> **Work to complete**: Gather up the lines with the word "経常利益" in them.

> **Dataset entries**:
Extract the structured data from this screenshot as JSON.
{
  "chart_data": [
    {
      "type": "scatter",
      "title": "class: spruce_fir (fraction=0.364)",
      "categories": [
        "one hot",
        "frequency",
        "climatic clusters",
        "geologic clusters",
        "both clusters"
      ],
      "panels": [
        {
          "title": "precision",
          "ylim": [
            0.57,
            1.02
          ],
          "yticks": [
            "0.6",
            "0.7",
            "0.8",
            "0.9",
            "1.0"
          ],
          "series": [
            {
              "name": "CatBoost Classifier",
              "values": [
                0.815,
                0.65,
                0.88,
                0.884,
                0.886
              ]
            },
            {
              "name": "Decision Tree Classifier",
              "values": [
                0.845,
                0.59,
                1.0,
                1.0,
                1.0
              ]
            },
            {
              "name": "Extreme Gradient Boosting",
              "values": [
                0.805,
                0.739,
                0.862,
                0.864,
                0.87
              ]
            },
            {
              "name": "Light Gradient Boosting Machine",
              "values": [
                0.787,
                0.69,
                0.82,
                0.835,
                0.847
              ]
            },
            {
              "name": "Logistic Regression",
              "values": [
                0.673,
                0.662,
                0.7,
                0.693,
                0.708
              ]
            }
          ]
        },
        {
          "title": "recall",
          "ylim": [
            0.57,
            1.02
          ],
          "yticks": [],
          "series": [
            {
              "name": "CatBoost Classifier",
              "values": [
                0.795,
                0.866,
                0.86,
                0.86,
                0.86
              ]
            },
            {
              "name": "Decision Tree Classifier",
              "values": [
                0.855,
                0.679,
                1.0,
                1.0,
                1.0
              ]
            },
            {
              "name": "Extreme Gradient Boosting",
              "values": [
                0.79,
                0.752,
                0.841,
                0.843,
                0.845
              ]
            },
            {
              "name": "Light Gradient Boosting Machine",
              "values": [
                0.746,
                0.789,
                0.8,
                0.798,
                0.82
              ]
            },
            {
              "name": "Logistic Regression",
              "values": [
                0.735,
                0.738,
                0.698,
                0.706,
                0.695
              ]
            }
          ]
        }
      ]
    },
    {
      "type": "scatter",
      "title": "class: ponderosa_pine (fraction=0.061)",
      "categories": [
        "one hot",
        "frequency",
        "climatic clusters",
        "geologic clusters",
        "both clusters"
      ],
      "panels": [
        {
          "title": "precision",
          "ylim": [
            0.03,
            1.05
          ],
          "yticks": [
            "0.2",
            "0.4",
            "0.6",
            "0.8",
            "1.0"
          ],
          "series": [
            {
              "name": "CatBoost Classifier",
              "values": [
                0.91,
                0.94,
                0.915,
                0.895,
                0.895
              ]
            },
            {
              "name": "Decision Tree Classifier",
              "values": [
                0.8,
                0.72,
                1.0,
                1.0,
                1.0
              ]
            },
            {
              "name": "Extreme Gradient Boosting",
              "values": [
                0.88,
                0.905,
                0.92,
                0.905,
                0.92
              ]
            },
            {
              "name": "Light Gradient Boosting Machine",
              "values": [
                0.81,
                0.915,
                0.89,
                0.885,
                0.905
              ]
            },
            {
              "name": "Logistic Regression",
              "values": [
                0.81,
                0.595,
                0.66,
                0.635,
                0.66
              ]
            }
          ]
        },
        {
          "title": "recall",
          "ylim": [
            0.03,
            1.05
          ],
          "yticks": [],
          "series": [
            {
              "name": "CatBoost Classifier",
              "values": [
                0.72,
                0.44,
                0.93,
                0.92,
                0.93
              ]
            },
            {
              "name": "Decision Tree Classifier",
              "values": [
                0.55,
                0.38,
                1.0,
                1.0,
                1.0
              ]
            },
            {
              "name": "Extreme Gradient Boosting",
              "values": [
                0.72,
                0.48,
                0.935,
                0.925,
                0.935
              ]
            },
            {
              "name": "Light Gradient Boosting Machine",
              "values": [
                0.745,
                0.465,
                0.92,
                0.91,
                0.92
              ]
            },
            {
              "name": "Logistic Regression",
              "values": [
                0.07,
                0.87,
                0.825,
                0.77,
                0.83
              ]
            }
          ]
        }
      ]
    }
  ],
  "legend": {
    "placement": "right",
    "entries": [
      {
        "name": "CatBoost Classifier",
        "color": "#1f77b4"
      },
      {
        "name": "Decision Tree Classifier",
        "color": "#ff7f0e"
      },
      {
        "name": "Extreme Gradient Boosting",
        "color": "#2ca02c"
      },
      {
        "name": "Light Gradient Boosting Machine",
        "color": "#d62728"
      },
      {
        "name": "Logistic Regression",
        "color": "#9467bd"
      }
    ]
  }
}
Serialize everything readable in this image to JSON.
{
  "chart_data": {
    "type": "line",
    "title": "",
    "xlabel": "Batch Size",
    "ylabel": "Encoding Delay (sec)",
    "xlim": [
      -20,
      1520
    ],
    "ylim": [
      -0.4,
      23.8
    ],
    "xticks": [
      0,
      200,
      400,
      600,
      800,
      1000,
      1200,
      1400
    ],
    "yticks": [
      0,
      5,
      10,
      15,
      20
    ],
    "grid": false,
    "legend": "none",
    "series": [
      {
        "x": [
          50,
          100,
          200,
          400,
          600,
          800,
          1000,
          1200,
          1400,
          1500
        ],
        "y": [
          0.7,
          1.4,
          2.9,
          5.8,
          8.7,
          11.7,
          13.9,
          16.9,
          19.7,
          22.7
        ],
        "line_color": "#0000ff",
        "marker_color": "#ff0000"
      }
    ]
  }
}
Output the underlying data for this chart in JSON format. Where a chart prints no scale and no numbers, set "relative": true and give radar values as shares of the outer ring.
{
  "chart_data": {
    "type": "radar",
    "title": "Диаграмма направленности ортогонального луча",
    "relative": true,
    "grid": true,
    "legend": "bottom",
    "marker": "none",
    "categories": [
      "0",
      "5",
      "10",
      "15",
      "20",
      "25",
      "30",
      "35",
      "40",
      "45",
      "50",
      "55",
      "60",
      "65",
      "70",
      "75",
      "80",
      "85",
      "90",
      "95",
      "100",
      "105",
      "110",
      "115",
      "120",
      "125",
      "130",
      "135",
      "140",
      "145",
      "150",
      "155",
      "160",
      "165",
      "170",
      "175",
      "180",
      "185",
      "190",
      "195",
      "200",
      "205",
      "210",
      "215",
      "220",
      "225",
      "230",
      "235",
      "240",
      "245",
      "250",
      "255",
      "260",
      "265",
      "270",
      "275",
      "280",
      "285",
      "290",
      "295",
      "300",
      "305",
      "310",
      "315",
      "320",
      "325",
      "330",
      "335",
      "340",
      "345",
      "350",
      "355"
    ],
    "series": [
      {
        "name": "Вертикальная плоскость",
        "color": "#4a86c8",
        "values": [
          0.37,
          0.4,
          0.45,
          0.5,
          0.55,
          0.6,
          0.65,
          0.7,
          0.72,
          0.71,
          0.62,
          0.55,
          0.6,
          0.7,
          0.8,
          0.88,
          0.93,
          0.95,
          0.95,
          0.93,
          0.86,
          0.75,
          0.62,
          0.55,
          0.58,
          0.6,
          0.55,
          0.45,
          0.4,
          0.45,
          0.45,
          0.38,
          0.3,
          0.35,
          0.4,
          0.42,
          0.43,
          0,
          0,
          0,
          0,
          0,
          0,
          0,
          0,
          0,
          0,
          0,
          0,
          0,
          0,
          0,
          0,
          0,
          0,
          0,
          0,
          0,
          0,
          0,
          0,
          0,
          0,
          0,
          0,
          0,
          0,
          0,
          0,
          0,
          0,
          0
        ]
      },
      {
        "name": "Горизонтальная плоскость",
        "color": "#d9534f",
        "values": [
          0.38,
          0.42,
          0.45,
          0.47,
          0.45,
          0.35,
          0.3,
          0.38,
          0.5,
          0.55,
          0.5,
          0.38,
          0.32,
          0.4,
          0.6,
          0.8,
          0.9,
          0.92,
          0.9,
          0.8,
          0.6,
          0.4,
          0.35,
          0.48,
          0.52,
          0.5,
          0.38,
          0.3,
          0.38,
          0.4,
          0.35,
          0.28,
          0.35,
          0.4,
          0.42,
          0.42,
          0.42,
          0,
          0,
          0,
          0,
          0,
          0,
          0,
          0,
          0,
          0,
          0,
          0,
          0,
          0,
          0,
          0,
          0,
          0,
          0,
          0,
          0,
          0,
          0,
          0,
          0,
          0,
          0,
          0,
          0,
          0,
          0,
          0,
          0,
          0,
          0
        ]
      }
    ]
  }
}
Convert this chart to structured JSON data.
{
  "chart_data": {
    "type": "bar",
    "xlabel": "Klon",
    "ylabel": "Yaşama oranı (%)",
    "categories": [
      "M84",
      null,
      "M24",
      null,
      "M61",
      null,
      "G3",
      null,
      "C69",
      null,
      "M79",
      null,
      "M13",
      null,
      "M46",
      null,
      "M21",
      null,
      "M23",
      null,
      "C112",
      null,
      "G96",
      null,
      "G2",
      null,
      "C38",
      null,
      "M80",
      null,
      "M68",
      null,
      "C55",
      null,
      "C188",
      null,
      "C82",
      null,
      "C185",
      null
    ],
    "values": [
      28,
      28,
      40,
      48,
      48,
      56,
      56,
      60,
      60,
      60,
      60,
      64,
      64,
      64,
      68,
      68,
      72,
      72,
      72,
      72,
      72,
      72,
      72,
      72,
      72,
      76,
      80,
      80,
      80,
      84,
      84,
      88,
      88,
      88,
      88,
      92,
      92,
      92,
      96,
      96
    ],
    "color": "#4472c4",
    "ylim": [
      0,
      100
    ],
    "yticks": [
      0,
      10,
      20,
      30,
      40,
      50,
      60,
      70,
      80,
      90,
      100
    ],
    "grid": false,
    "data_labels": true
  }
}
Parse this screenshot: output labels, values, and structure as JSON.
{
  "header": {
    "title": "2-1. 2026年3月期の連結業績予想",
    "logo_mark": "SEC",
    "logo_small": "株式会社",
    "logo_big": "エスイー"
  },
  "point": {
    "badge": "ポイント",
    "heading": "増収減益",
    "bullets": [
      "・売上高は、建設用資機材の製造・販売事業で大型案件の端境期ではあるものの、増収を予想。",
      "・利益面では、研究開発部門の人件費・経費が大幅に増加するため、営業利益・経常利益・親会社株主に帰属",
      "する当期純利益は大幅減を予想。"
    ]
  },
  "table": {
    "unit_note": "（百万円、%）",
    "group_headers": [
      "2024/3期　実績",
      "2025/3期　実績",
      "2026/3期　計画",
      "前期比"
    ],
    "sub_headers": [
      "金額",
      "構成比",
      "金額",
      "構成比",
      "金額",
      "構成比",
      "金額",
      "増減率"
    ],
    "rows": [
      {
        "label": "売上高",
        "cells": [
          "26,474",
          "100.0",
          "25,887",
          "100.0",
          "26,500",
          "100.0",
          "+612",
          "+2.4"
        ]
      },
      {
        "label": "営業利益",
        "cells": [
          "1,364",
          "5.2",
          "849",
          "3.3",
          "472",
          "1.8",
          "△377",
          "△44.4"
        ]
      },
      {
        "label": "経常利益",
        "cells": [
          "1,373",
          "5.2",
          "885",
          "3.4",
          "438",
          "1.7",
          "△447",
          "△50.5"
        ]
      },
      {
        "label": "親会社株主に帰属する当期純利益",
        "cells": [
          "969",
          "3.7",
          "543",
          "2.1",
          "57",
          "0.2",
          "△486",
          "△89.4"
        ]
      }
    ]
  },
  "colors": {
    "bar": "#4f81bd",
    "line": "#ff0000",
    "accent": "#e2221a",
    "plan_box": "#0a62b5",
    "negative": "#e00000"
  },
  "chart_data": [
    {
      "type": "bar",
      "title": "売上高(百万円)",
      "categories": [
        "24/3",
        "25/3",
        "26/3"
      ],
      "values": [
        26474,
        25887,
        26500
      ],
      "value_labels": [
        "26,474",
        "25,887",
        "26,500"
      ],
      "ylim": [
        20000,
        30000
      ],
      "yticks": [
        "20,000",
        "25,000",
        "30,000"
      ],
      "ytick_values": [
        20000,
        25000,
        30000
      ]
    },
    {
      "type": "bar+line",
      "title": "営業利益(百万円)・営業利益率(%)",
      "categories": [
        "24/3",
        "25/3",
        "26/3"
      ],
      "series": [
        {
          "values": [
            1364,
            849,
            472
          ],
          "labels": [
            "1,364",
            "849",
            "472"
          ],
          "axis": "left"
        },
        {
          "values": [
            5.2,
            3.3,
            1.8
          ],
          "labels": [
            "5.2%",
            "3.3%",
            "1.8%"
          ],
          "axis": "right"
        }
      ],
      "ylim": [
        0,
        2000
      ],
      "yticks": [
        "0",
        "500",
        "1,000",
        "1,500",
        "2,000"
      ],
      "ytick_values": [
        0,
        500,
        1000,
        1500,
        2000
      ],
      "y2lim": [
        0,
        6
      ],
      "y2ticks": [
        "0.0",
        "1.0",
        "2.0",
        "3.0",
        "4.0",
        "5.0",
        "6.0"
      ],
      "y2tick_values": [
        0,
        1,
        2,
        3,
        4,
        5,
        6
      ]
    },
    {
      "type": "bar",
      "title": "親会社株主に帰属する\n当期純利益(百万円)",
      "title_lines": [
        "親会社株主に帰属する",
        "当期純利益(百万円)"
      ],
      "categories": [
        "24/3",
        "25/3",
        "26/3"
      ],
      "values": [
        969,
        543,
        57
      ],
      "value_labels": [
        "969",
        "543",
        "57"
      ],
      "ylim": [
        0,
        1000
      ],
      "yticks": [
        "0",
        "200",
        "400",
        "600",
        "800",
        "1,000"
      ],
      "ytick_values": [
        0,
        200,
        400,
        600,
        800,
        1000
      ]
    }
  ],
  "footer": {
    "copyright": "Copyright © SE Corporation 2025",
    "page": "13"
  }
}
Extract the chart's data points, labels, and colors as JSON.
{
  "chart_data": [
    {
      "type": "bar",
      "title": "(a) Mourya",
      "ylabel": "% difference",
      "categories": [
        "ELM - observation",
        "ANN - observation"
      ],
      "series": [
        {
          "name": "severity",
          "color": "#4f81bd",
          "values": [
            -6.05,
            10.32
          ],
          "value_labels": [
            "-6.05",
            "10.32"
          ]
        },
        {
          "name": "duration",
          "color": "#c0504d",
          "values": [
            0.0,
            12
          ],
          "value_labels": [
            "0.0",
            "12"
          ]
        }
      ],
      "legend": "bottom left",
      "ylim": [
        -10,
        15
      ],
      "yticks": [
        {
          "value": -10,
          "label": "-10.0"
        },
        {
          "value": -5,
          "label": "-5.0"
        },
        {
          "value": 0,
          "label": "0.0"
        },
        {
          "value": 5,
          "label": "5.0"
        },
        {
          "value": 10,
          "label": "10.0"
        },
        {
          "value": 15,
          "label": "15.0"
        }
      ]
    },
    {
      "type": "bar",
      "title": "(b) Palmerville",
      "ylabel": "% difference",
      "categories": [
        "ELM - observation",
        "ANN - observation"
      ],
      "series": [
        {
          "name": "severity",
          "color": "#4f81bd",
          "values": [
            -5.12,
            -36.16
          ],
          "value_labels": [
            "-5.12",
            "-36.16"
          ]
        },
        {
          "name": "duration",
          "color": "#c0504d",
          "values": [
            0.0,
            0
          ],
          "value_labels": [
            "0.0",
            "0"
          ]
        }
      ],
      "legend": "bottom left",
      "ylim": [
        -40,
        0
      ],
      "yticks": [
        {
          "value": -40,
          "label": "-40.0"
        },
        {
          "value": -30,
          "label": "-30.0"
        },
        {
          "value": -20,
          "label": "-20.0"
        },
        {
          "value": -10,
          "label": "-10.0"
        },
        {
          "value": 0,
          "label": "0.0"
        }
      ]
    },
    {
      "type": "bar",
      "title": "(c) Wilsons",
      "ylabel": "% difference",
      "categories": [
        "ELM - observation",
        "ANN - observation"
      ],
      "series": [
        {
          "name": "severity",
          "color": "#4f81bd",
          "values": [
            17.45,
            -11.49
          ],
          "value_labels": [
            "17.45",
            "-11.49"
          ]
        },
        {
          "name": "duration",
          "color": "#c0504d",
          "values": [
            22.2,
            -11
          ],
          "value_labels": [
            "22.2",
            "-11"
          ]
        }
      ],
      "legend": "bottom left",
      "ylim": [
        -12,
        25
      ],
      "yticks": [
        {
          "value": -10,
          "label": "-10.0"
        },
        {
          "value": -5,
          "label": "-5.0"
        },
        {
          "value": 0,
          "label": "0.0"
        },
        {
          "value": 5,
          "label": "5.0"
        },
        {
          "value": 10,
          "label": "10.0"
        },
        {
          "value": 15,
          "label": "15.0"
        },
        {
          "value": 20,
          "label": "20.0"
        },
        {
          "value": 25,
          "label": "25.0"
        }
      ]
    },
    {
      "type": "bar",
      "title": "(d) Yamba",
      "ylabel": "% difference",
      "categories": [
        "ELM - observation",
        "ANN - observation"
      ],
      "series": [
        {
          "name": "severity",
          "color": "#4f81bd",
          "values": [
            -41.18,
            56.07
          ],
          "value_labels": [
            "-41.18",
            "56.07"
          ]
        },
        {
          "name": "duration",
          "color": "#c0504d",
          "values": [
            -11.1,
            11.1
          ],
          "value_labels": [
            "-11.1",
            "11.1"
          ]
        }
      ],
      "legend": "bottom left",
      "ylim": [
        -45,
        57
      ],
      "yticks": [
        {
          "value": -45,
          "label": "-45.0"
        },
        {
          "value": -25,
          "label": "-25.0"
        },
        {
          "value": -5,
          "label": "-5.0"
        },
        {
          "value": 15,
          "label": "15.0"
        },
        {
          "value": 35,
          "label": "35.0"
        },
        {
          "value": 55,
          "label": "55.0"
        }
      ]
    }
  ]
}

> **Written answer**:
      "・利益面では、研究開発部門の人件費・経費が大幅に増加するため、営業利益・経常利益・親会社株主に帰属",
        "label": "経常利益",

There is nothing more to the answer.